§ DATA PROVIDED

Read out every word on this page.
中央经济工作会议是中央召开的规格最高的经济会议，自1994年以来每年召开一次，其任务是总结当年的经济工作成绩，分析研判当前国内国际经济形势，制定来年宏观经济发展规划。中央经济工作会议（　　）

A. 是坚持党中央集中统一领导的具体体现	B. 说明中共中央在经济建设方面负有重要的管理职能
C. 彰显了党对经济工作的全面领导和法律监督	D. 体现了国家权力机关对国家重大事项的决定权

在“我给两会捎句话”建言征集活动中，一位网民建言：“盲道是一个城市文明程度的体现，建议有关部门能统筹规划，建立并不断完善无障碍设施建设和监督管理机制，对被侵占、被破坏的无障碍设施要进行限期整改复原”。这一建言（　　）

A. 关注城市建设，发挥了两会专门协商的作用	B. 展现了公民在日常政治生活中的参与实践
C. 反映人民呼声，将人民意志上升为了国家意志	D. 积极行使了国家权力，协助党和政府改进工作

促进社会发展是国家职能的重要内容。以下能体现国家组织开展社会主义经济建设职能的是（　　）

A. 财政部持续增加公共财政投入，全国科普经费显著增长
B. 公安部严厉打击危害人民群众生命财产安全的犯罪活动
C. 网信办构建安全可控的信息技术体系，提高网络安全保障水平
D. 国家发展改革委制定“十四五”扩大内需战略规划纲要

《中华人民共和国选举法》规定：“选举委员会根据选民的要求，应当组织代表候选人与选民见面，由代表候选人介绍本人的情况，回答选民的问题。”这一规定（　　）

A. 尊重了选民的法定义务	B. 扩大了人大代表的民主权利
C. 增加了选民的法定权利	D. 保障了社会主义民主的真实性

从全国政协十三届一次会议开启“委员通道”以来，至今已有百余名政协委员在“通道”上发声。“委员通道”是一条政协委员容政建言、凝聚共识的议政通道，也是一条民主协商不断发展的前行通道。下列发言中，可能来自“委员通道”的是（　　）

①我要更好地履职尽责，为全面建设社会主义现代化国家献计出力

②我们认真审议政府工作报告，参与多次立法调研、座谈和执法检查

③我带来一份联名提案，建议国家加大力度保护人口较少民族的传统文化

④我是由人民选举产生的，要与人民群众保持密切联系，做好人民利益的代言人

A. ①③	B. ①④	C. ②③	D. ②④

§ TASK BRIEF
Restate the whole of the material exactly.

§ OUTPUT OF THE TASK
Read out every word on this page.
中央经济工作会议是中央召开的规格最高的经济会议，自1994年以来每年召开一次，其任务是总结当年的经济工作成绩，分析研判当前国内国际经济形势，制定来年宏观经济发展规划。中央经济工作会议（　　）

A. 是坚持党中央集中统一领导的具体体现	B. 说明中共中央在经济建设方面负有重要的管理职能
C. 彰显了党对经济工作的全面领导和法律监督	D. 体现了国家权力机关对国家重大事项的决定权

在“我给两会捎句话”建言征集活动中，一位网民建言：“盲道是一个城市文明程度的体现，建议有关部门能统筹规划，建立并不断完善无障碍设施建设和监督管理机制，对被侵占、被破坏的无障碍设施要进行限期整改复原”。这一建言（　　）

A. 关注城市建设，发挥了两会专门协商的作用	B. 展现了公民在日常政治生活中的参与实践
C. 反映人民呼声，将人民意志上升为了国家意志	D. 积极行使了国家权力，协助党和政府改进工作

促进社会发展是国家职能的重要内容。以下能体现国家组织开展社会主义经济建设职能的是（　　）

A. 财政部持续增加公共财政投入，全国科普经费显著增长
B. 公安部严厉打击危害人民群众生命财产安全的犯罪活动
C. 网信办构建安全可控的信息技术体系，提高网络安全保障水平
D. 国家发展改革委制定“十四五”扩大内需战略规划纲要

《中华人民共和国选举法》规定：“选举委员会根据选民的要求，应当组织代表候选人与选民见面，由代表候选人介绍本人的情况，回答选民的问题。”这一规定（　　）

A. 尊重了选民的法定义务	B. 扩大了人大代表的民主权利
C. 增加了选民的法定权利	D. 保障了社会主义民主的真实性

从全国政协十三届一次会议开启“委员通道”以来，至今已有百余名政协委员在“通道”上发声。“委员通道”是一条政协委员容政建言、凝聚共识的议政通道，也是一条民主协商不断发展的前行通道。下列发言中，可能来自“委员通道”的是（　　）

①我要更好地履职尽责，为全面建设社会主义现代化国家献计出力

②我们认真审议政府工作报告，参与多次立法调研、座谈和执法检查

③我带来一份联名提案，建议国家加大力度保护人口较少民族的传统文化

④我是由人民选举产生的，要与人民群众保持密切联系，做好人民利益的代言人

A. ①③	B. ①④	C. ②③	D. ②④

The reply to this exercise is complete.